### Extracted entries
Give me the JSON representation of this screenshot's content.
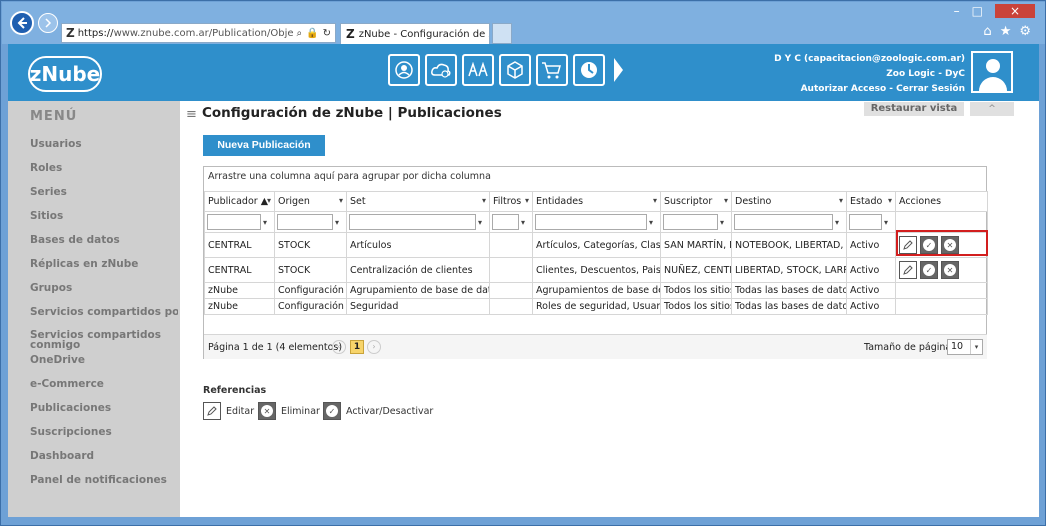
{
  "browser": {
    "url_prefix": "https://",
    "url_rest": "www.znube.com.ar/Publication/ObjectPubl",
    "tab_title": "zNube - Configuración de z...",
    "tab_close": "×",
    "window_controls": [
      "–",
      "□",
      "×"
    ],
    "logo_letter": "Z"
  },
  "header": {
    "logo": "zNube",
    "user_line1": "D Y C (capacitacion@zoologic.com.ar)",
    "user_line2": "Zoo Logic - DyC",
    "user_line3": "Autorizar Acceso - Cerrar Sesión",
    "modules": [
      "users-module-icon",
      "cloud-settings-module-icon",
      "font-module-icon",
      "cube-module-icon",
      "cart-module-icon",
      "clock-module-icon"
    ]
  },
  "sidebar": {
    "title": "MENÚ",
    "items": [
      "Usuarios",
      "Roles",
      "Series",
      "Sitios",
      "Bases de datos",
      "Réplicas en zNube",
      "Grupos",
      "Servicios compartidos por mi",
      "Servicios compartidos conmigo",
      "OneDrive",
      "e-Commerce",
      "Publicaciones",
      "Suscripciones",
      "Dashboard",
      "Panel de notificaciones"
    ]
  },
  "main": {
    "title": "Configuración de zNube | Publicaciones",
    "restore_label": "Restaurar vista",
    "collapse_label": "^",
    "new_button": "Nueva Publicación",
    "group_hint": "Arrastre una columna aquí para agrupar por dicha columna",
    "columns": [
      "Publicador",
      "Origen",
      "Set",
      "Filtros",
      "Entidades",
      "Suscriptor",
      "Destino",
      "Estado",
      "Acciones"
    ],
    "rows": [
      {
        "publicador": "CENTRAL",
        "origen": "STOCK",
        "set": "Artículos",
        "filtros": "",
        "entidades": "Artículos, Categorías, Clasificac",
        "suscriptor": "SAN MARTÍN, NI",
        "destino": "NOTEBOOK, LIBERTAD, GU",
        "estado": "Activo"
      },
      {
        "publicador": "CENTRAL",
        "origen": "STOCK",
        "set": "Centralización de clientes",
        "filtros": "",
        "entidades": "Clientes, Descuentos, Paises,",
        "suscriptor": "NUÑEZ, CENTRA",
        "destino": "LIBERTAD, STOCK, LARRA",
        "estado": "Activo"
      },
      {
        "publicador": "zNube",
        "origen": "Configuración",
        "set": "Agrupamiento de base de datos",
        "filtros": "",
        "entidades": "Agrupamientos de base de da",
        "suscriptor": "Todos los sitios",
        "destino": "Todas las bases de datos",
        "estado": "Activo"
      },
      {
        "publicador": "zNube",
        "origen": "Configuración",
        "set": "Seguridad",
        "filtros": "",
        "entidades": "Roles de seguridad, Usuarios",
        "suscriptor": "Todos los sitios",
        "destino": "Todas las bases de datos",
        "estado": "Activo"
      }
    ],
    "pager_text": "Página 1 de 1 (4 elementos)",
    "current_page": "1",
    "page_size_label": "Tamaño de página:",
    "page_size": "10"
  },
  "references": {
    "title": "Referencias",
    "edit": "Editar",
    "delete": "Eliminar",
    "toggle": "Activar/Desactivar"
  },
  "colors": {
    "accent": "#2f8fcb",
    "sidebar": "#cfcfcf",
    "highlight": "#d21e1e"
  }
}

### Written request
Pick out, from the lines above, every one that contains the string "Roles".

### Expected answer
      "Roles",
        "entidades": "Roles de seguridad, Usuarios",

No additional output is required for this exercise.